Written task
Return the whole listing, line for line, without the pictures in it.

## Begin

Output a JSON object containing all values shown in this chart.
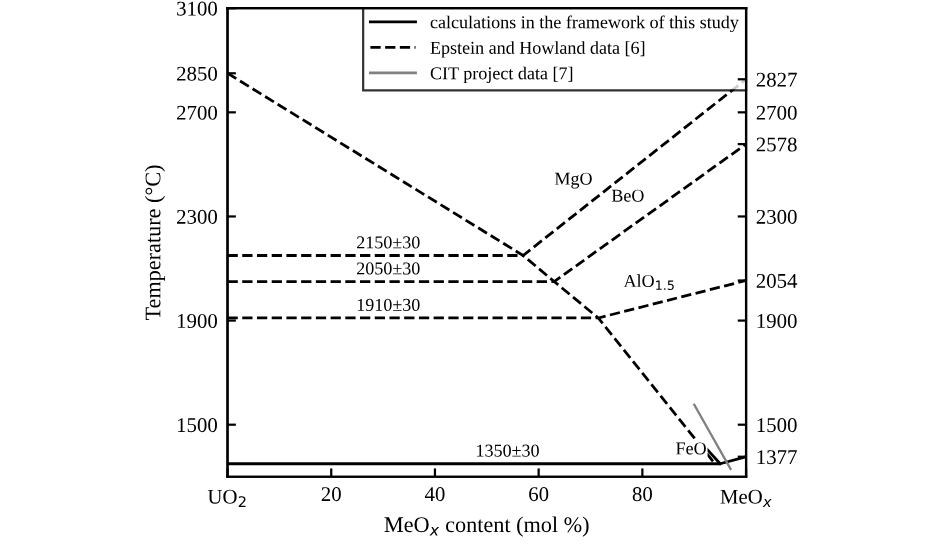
{
  "chart_data": {
    "type": "line",
    "xlabel": "MeO$_{x}$ content (mol %)",
    "ylabel": "Temperature (°C)",
    "xlim": [
      0,
      100
    ],
    "ylim": [
      1300,
      3100
    ],
    "xticks": [
      {
        "value": 0,
        "label": null
      },
      20,
      40,
      60,
      80,
      {
        "value": 100,
        "label": null
      }
    ],
    "yticks": [
      1500,
      1900,
      2300,
      2700,
      2850,
      3100
    ],
    "y2lim": [
      1300,
      3100
    ],
    "y2ticks": [
      1377,
      1500,
      1900,
      2054,
      2300,
      2578,
      2700,
      2827
    ],
    "legend": "top right",
    "grid": false,
    "series": [
      {
        "name": "calculations in the framework of this study",
        "color": "#000000",
        "line_style": "solid",
        "x": [
          0,
          95,
          100
        ],
        "values": [
          1350,
          1350,
          1377
        ]
      },
      {
        "name": "Epstein and Howland data [6]",
        "color": "#000000",
        "line_style": "dashed",
        "x": [
          0,
          57,
          63,
          71.5,
          94
        ],
        "values": [
          2850,
          2150,
          2050,
          1910,
          1350
        ]
      },
      {
        "color": "#000000",
        "line_style": "dashed",
        "x": [
          0,
          57,
          100
        ],
        "values": [
          2150,
          2150,
          2827
        ]
      },
      {
        "color": "#000000",
        "line_style": "dashed",
        "x": [
          0,
          63,
          100
        ],
        "values": [
          2050,
          2050,
          2578
        ]
      },
      {
        "color": "#000000",
        "line_style": "dashed",
        "x": [
          0,
          71.5,
          100
        ],
        "values": [
          1910,
          1910,
          2054
        ]
      },
      {
        "color": "#000000",
        "line_style": "solid",
        "x": [
          92.5,
          95
        ],
        "values": [
          1405,
          1350
        ]
      },
      {
        "name": "CIT project data [7]",
        "color": "#808080",
        "line_style": "solid",
        "x": [
          90,
          97
        ],
        "values": [
          1577,
          1330
        ]
      }
    ],
    "annotations": [
      {
        "text": "MgO",
        "x": 72,
        "y": 2386
      },
      {
        "text": "BeO",
        "x": 82,
        "y": 2321
      },
      {
        "text": "AlO$_{1.5}$",
        "x": 88,
        "y": 1993
      },
      {
        "text": "FeO",
        "x": 94,
        "y": 1350
      },
      {
        "text": "2150±30",
        "x": 31,
        "y": 2150
      },
      {
        "text": "2050±30",
        "x": 31,
        "y": 2050
      },
      {
        "text": "1910±30",
        "x": 31,
        "y": 1910
      },
      {
        "text": "1350±30",
        "x": 54,
        "y": 1350
      },
      "UO$_{2}$",
      "MeO$_{x}$"
    ]
  }
}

## End

Answer for the task
Output a JSON object containing all values shown in this chart.
{
  "chart_data": {
    "type": "line",
    "xlabel": "MeO$_{x}$ content (mol %)",
    "ylabel": "Temperature (°C)",
    "xlim": [
      0,
      100
    ],
    "ylim": [
      1300,
      3100
    ],
    "xticks": [
      {
        "value": 0,
        "label": null
      },
      20,
      40,
      60,
      80,
      {
        "value": 100,
        "label": null
      }
    ],
    "yticks": [
      1500,
      1900,
      2300,
      2700,
      2850,
      3100
    ],
    "y2lim": [
      1300,
      3100
    ],
    "y2ticks": [
      1377,
      1500,
      1900,
      2054,
      2300,
      2578,
      2700,
      2827
    ],
    "legend": "top right",
    "grid": false,
    "series": [
      {
        "name": "calculations in the framework of this study",
        "color": "#000000",
        "line_style": "solid",
        "x": [
          0,
          95,
          100
        ],
        "values": [
          1350,
          1350,
          1377
        ]
      },
      {
        "name": "Epstein and Howland data [6]",
        "color": "#000000",
        "line_style": "dashed",
        "x": [
          0,
          57,
          63,
          71.5,
          94
        ],
        "values": [
          2850,
          2150,
          2050,
          1910,
          1350
        ]
      },
      {
        "color": "#000000",
        "line_style": "dashed",
        "x": [
          0,
          57,
          100
        ],
        "values": [
          2150,
          2150,
          2827
        ]
      },
      {
        "color": "#000000",
        "line_style": "dashed",
        "x": [
          0,
          63,
          100
        ],
        "values": [
          2050,
          2050,
          2578
        ]
      },
      {
        "color": "#000000",
        "line_style": "dashed",
        "x": [
          0,
          71.5,
          100
        ],
        "values": [
          1910,
          1910,
          2054
        ]
      },
      {
        "color": "#000000",
        "line_style": "solid",
        "x": [
          92.5,
          95
        ],
        "values": [
          1405,
          1350
        ]
      },
      {
        "name": "CIT project data [7]",
        "color": "#808080",
        "line_style": "solid",
        "x": [
          90,
          97
        ],
        "values": [
          1577,
          1330
        ]
      }
    ],
    "annotations": [
      {
        "text": "MgO",
        "x": 72,
        "y": 2386
      },
      {
        "text": "BeO",
        "x": 82,
        "y": 2321
      },
      {
        "text": "AlO$_{1.5}$",
        "x": 88,
        "y": 1993
      },
      {
        "text": "FeO",
        "x": 94,
        "y": 1350
      },
      {
        "text": "2150±30",
        "x": 31,
        "y": 2150
      },
      {
        "text": "2050±30",
        "x": 31,
        "y": 2050
      },
      {
        "text": "1910±30",
        "x": 31,
        "y": 1910
      },
      {
        "text": "1350±30",
        "x": 54,
        "y": 1350
      },
      "UO$_{2}$",
      "MeO$_{x}$"
    ]
  }
}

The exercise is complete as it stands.